**Provided records**

================

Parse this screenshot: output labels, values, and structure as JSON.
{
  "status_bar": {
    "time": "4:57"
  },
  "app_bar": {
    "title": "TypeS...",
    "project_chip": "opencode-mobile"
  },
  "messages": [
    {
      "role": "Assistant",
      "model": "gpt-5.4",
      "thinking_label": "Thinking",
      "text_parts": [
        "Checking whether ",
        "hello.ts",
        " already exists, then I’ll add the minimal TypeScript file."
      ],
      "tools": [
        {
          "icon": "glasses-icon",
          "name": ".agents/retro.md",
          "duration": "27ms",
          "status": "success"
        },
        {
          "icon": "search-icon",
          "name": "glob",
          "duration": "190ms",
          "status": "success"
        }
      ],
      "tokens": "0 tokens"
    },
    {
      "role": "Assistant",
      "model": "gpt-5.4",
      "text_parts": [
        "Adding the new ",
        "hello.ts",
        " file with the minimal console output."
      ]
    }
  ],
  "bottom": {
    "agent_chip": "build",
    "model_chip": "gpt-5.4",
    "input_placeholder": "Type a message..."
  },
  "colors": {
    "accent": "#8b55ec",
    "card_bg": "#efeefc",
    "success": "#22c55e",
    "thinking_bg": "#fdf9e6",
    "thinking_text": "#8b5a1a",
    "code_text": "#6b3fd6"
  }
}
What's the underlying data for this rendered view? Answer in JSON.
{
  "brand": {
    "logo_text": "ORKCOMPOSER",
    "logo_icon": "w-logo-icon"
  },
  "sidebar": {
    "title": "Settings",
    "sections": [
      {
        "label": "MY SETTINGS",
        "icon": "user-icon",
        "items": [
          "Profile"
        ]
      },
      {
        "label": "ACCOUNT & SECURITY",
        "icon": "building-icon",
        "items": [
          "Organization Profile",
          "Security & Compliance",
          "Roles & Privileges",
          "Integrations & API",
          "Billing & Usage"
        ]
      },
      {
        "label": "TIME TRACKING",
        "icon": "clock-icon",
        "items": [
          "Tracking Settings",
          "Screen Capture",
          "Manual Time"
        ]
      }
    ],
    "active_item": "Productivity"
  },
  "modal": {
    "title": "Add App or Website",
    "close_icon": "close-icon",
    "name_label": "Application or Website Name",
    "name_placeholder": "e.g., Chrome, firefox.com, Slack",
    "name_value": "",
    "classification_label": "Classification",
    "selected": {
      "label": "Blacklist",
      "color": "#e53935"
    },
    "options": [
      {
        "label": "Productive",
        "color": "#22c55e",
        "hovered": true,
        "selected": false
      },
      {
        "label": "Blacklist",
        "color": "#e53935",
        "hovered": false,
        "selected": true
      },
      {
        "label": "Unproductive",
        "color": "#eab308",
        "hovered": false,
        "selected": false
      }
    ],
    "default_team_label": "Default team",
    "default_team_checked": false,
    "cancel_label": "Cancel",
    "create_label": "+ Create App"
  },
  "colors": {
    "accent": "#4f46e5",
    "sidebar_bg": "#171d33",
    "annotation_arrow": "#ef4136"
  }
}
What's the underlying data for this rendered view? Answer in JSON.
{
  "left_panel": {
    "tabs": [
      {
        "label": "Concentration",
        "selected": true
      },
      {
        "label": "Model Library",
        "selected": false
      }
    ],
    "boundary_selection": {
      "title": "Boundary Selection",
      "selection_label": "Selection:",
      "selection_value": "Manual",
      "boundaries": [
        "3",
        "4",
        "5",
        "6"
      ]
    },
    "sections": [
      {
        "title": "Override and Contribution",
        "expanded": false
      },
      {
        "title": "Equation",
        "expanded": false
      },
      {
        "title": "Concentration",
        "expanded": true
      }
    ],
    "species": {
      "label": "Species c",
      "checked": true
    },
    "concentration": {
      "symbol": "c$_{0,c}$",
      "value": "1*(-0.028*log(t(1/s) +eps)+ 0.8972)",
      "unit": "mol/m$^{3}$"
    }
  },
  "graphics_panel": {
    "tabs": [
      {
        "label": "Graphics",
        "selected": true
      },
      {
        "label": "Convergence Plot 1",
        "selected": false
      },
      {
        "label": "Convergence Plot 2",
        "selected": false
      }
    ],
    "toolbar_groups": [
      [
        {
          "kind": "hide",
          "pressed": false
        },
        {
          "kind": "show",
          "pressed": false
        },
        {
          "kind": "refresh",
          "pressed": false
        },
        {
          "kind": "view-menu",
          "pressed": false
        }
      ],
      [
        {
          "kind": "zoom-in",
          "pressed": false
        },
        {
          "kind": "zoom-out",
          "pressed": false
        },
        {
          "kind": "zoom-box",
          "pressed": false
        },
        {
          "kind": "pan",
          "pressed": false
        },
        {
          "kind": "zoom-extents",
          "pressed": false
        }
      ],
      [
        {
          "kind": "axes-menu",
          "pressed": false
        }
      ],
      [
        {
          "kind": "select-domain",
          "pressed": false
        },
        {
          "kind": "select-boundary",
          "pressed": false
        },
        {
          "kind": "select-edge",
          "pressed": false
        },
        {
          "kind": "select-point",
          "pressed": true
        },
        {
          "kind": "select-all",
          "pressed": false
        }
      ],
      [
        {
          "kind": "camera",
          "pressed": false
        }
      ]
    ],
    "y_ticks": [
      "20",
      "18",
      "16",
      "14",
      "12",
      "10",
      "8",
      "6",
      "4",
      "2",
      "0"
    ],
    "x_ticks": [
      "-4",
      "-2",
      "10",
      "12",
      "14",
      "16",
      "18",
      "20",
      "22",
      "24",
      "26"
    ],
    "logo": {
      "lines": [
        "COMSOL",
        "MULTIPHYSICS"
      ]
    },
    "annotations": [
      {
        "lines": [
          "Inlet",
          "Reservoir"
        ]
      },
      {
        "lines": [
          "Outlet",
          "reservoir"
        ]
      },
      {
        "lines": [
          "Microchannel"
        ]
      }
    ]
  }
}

================

**Exercise details**
Take the data above and return it exactly.

**Worked answer**
Parse this screenshot: output labels, values, and structure as JSON.
{
  "status_bar": {
    "time": "4:57"
  },
  "app_bar": {
    "title": "TypeS...",
    "project_chip": "opencode-mobile"
  },
  "messages": [
    {
      "role": "Assistant",
      "model": "gpt-5.4",
      "thinking_label": "Thinking",
      "text_parts": [
        "Checking whether ",
        "hello.ts",
        " already exists, then I’ll add the minimal TypeScript file."
      ],
      "tools": [
        {
          "icon": "glasses-icon",
          "name": ".agents/retro.md",
          "duration": "27ms",
          "status": "success"
        },
        {
          "icon": "search-icon",
          "name": "glob",
          "duration": "190ms",
          "status": "success"
        }
      ],
      "tokens": "0 tokens"
    },
    {
      "role": "Assistant",
      "model": "gpt-5.4",
      "text_parts": [
        "Adding the new ",
        "hello.ts",
        " file with the minimal console output."
      ]
    }
  ],
  "bottom": {
    "agent_chip": "build",
    "model_chip": "gpt-5.4",
    "input_placeholder": "Type a message..."
  },
  "colors": {
    "accent": "#8b55ec",
    "card_bg": "#efeefc",
    "success": "#22c55e",
    "thinking_bg": "#fdf9e6",
    "thinking_text": "#8b5a1a",
    "code_text": "#6b3fd6"
  }
}
What's the underlying data for this rendered view? Answer in JSON.
{
  "brand": {
    "logo_text": "ORKCOMPOSER",
    "logo_icon": "w-logo-icon"
  },
  "sidebar": {
    "title": "Settings",
    "sections": [
      {
        "label": "MY SETTINGS",
        "icon": "user-icon",
        "items": [
          "Profile"
        ]
      },
      {
        "label": "ACCOUNT & SECURITY",
        "icon": "building-icon",
        "items": [
          "Organization Profile",
          "Security & Compliance",
          "Roles & Privileges",
          "Integrations & API",
          "Billing & Usage"
        ]
      },
      {
        "label": "TIME TRACKING",
        "icon": "clock-icon",
        "items": [
          "Tracking Settings",
          "Screen Capture",
          "Manual Time"
        ]
      }
    ],
    "active_item": "Productivity"
  },
  "modal": {
    "title": "Add App or Website",
    "close_icon": "close-icon",
    "name_label": "Application or Website Name",
    "name_placeholder": "e.g., Chrome, firefox.com, Slack",
    "name_value": "",
    "classification_label": "Classification",
    "selected": {
      "label": "Blacklist",
      "color": "#e53935"
    },
    "options": [
      {
        "label": "Productive",
        "color": "#22c55e",
        "hovered": true,
        "selected": false
      },
      {
        "label": "Blacklist",
        "color": "#e53935",
        "hovered": false,
        "selected": true
      },
      {
        "label": "Unproductive",
        "color": "#eab308",
        "hovered": false,
        "selected": false
      }
    ],
    "default_team_label": "Default team",
    "default_team_checked": false,
    "cancel_label": "Cancel",
    "create_label": "+ Create App"
  },
  "colors": {
    "accent": "#4f46e5",
    "sidebar_bg": "#171d33",
    "annotation_arrow": "#ef4136"
  }
}
What's the underlying data for this rendered view? Answer in JSON.
{
  "left_panel": {
    "tabs": [
      {
        "label": "Concentration",
        "selected": true
      },
      {
        "label": "Model Library",
        "selected": false
      }
    ],
    "boundary_selection": {
      "title": "Boundary Selection",
      "selection_label": "Selection:",
      "selection_value": "Manual",
      "boundaries": [
        "3",
        "4",
        "5",
        "6"
      ]
    },
    "sections": [
      {
        "title": "Override and Contribution",
        "expanded": false
      },
      {
        "title": "Equation",
        "expanded": false
      },
      {
        "title": "Concentration",
        "expanded": true
      }
    ],
    "species": {
      "label": "Species c",
      "checked": true
    },
    "concentration": {
      "symbol": "c$_{0,c}$",
      "value": "1*(-0.028*log(t(1/s) +eps)+ 0.8972)",
      "unit": "mol/m$^{3}$"
    }
  },
  "graphics_panel": {
    "tabs": [
      {
        "label": "Graphics",
        "selected": true
      },
      {
        "label": "Convergence Plot 1",
        "selected": false
      },
      {
        "label": "Convergence Plot 2",
        "selected": false
      }
    ],
    "toolbar_groups": [
      [
        {
          "kind": "hide",
          "pressed": false
        },
        {
          "kind": "show",
          "pressed": false
        },
        {
          "kind": "refresh",
          "pressed": false
        },
        {
          "kind": "view-menu",
          "pressed": false
        }
      ],
      [
        {
          "kind": "zoom-in",
          "pressed": false
        },
        {
          "kind": "zoom-out",
          "pressed": false
        },
        {
          "kind": "zoom-box",
          "pressed": false
        },
        {
          "kind": "pan",
          "pressed": false
        },
        {
          "kind": "zoom-extents",
          "pressed": false
        }
      ],
      [
        {
          "kind": "axes-menu",
          "pressed": false
        }
      ],
      [
        {
          "kind": "select-domain",
          "pressed": false
        },
        {
          "kind": "select-boundary",
          "pressed": false
        },
        {
          "kind": "select-edge",
          "pressed": false
        },
        {
          "kind": "select-point",
          "pressed": true
        },
        {
          "kind": "select-all",
          "pressed": false
        }
      ],
      [
        {
          "kind": "camera",
          "pressed": false
        }
      ]
    ],
    "y_ticks": [
      "20",
      "18",
      "16",
      "14",
      "12",
      "10",
      "8",
      "6",
      "4",
      "2",
      "0"
    ],
    "x_ticks": [
      "-4",
      "-2",
      "10",
      "12",
      "14",
      "16",
      "18",
      "20",
      "22",
      "24",
      "26"
    ],
    "logo": {
      "lines": [
        "COMSOL",
        "MULTIPHYSICS"
      ]
    },
    "annotations": [
      {
        "lines": [
          "Inlet",
          "Reservoir"
        ]
      },
      {
        "lines": [
          "Outlet",
          "reservoir"
        ]
      },
      {
        "lines": [
          "Microchannel"
        ]
      }
    ]
  }
}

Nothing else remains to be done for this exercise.